▸ **WHAT IS BEING ASKED**: Pull out every line below that contains the word "expensive", and treat uppercase and lowercase as different.

------------------------------------------------------------------------

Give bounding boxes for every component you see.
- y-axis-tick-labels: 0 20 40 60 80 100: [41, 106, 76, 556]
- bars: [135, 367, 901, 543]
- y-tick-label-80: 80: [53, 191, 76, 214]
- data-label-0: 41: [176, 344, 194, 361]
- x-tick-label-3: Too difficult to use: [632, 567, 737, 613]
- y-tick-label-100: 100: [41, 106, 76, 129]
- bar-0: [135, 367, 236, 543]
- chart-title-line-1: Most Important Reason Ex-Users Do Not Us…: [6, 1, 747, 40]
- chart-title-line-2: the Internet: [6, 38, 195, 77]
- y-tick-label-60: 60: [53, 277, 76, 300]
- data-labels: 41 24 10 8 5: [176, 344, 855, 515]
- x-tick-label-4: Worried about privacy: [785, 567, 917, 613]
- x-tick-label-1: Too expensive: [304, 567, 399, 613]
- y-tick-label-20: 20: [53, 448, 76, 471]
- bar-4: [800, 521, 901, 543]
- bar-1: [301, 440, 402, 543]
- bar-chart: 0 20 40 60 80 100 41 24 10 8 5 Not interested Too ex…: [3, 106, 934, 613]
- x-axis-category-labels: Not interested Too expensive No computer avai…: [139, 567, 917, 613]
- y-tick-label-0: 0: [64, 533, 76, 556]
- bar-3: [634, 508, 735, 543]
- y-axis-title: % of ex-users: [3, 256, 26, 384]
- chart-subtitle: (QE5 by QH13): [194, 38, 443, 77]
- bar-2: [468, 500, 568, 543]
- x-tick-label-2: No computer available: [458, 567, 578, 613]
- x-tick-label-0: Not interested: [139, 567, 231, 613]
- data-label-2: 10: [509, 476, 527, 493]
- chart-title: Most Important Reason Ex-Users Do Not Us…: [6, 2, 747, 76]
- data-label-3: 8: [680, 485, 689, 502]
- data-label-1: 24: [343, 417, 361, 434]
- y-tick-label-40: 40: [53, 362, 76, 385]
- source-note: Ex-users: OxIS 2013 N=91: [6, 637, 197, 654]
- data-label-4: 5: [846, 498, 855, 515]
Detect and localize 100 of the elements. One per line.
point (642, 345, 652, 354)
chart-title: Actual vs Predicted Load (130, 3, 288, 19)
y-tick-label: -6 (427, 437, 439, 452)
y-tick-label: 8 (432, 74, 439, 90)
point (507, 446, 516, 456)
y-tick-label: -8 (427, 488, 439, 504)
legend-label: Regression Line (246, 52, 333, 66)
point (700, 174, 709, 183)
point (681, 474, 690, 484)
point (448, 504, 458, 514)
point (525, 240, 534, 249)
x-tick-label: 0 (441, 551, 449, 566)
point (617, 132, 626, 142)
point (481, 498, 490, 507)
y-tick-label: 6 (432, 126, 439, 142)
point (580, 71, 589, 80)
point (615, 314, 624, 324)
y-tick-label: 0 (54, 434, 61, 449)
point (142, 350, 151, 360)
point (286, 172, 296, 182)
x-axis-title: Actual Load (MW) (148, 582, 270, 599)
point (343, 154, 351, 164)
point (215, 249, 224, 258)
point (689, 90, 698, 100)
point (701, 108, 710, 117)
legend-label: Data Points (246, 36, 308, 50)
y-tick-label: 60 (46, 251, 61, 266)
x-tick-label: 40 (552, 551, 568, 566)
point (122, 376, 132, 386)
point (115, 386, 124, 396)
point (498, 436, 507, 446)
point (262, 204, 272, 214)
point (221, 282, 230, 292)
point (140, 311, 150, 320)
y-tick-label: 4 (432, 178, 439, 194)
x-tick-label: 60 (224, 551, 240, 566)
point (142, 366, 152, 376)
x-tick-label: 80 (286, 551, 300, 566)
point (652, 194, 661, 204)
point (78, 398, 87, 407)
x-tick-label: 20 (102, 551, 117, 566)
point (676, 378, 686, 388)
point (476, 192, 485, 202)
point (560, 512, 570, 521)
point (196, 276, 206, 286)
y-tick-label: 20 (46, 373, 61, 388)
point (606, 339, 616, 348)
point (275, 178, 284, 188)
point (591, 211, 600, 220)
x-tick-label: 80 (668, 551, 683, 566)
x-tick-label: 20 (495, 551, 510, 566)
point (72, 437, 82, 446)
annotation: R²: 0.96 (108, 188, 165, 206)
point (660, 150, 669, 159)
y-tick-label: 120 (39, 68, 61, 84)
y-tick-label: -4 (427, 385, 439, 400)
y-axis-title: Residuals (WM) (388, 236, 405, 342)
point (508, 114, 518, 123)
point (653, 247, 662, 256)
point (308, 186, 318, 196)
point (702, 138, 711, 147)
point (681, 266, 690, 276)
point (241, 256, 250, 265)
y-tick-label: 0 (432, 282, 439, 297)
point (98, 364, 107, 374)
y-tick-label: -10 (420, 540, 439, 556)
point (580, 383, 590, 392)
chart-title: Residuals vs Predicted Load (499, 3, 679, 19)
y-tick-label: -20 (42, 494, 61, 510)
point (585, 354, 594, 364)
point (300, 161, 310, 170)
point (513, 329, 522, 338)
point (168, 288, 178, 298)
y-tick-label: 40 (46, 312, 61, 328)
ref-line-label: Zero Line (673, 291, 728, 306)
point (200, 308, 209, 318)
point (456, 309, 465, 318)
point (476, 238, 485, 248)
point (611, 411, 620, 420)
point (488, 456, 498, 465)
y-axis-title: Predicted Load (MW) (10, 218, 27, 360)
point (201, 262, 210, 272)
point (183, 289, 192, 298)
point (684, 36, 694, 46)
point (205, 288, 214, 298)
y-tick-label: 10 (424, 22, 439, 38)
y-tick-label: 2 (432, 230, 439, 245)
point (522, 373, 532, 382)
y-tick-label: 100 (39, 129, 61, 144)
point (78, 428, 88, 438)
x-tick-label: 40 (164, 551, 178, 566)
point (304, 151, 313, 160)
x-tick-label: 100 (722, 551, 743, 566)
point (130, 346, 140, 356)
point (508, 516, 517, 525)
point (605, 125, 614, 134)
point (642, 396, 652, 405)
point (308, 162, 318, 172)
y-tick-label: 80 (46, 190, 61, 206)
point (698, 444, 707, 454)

------------------------------------------------------------------------

▸ **TASK ANSWER**:
- x-tick-label-1: Too expensive: [304, 567, 399, 613]
- x-axis-category-labels: Not interested Too expensive No computer avai…: [139, 567, 917, 613]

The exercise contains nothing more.